**WRITTEN EXERCISE:**
Each line of the material must be returned exactly.
[Start INPUT FOR THIS TASK]
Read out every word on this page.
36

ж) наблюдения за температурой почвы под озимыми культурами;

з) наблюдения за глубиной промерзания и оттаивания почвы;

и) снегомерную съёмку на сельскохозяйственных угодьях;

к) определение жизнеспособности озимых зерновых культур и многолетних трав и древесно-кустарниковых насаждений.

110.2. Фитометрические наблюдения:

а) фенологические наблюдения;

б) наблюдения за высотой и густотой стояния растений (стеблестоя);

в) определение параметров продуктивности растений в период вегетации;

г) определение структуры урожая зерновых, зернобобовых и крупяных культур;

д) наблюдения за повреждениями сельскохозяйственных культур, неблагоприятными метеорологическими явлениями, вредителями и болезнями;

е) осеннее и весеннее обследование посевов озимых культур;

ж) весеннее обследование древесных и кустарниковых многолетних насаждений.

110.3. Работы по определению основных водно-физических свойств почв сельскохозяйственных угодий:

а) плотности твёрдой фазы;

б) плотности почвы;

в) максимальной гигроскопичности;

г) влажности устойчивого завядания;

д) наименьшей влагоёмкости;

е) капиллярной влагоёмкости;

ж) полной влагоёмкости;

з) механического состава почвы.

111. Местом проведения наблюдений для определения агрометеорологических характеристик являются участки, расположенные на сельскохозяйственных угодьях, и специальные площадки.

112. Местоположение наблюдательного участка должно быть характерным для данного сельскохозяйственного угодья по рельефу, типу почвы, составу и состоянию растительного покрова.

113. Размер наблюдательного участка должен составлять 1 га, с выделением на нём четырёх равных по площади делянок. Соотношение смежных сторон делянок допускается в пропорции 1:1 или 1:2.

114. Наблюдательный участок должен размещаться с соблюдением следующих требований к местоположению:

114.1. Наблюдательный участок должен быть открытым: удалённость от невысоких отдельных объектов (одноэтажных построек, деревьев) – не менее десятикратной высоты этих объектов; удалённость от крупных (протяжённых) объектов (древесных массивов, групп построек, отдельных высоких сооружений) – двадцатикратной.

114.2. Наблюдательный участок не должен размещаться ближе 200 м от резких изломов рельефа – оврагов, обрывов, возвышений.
[End INPUT FOR THIS TASK]
**WRITTEN ANSWER:**
Read out every word on this page.
36

ж) наблюдения за температурой почвы под озимыми культурами;

з) наблюдения за глубиной промерзания и оттаивания почвы;

и) снегомерную съёмку на сельскохозяйственных угодьях;

к) определение жизнеспособности озимых зерновых культур и многолетних трав и древесно-кустарниковых насаждений.

110.2. Фитометрические наблюдения:

а) фенологические наблюдения;

б) наблюдения за высотой и густотой стояния растений (стеблестоя);

в) определение параметров продуктивности растений в период вегетации;

г) определение структуры урожая зерновых, зернобобовых и крупяных культур;

д) наблюдения за повреждениями сельскохозяйственных культур, неблагоприятными метеорологическими явлениями, вредителями и болезнями;

е) осеннее и весеннее обследование посевов озимых культур;

ж) весеннее обследование древесных и кустарниковых многолетних насаждений.

110.3. Работы по определению основных водно-физических свойств почв сельскохозяйственных угодий:

а) плотности твёрдой фазы;

б) плотности почвы;

в) максимальной гигроскопичности;

г) влажности устойчивого завядания;

д) наименьшей влагоёмкости;

е) капиллярной влагоёмкости;

ж) полной влагоёмкости;

з) механического состава почвы.

111. Местом проведения наблюдений для определения агрометеорологических характеристик являются участки, расположенные на сельскохозяйственных угодьях, и специальные площадки.

112. Местоположение наблюдательного участка должно быть характерным для данного сельскохозяйственного угодья по рельефу, типу почвы, составу и состоянию растительного покрова.

113. Размер наблюдательного участка должен составлять 1 га, с выделением на нём четырёх равных по площади делянок. Соотношение смежных сторон делянок допускается в пропорции 1:1 или 1:2.

114. Наблюдательный участок должен размещаться с соблюдением следующих требований к местоположению:

114.1. Наблюдательный участок должен быть открытым: удалённость от невысоких отдельных объектов (одноэтажных построек, деревьев) – не менее десятикратной высоты этих объектов; удалённость от крупных (протяжённых) объектов (древесных массивов, групп построек, отдельных высоких сооружений) – двадцатикратной.

114.2. Наблюдательный участок не должен размещаться ближе 200 м от резких изломов рельефа – оврагов, обрывов, возвышений.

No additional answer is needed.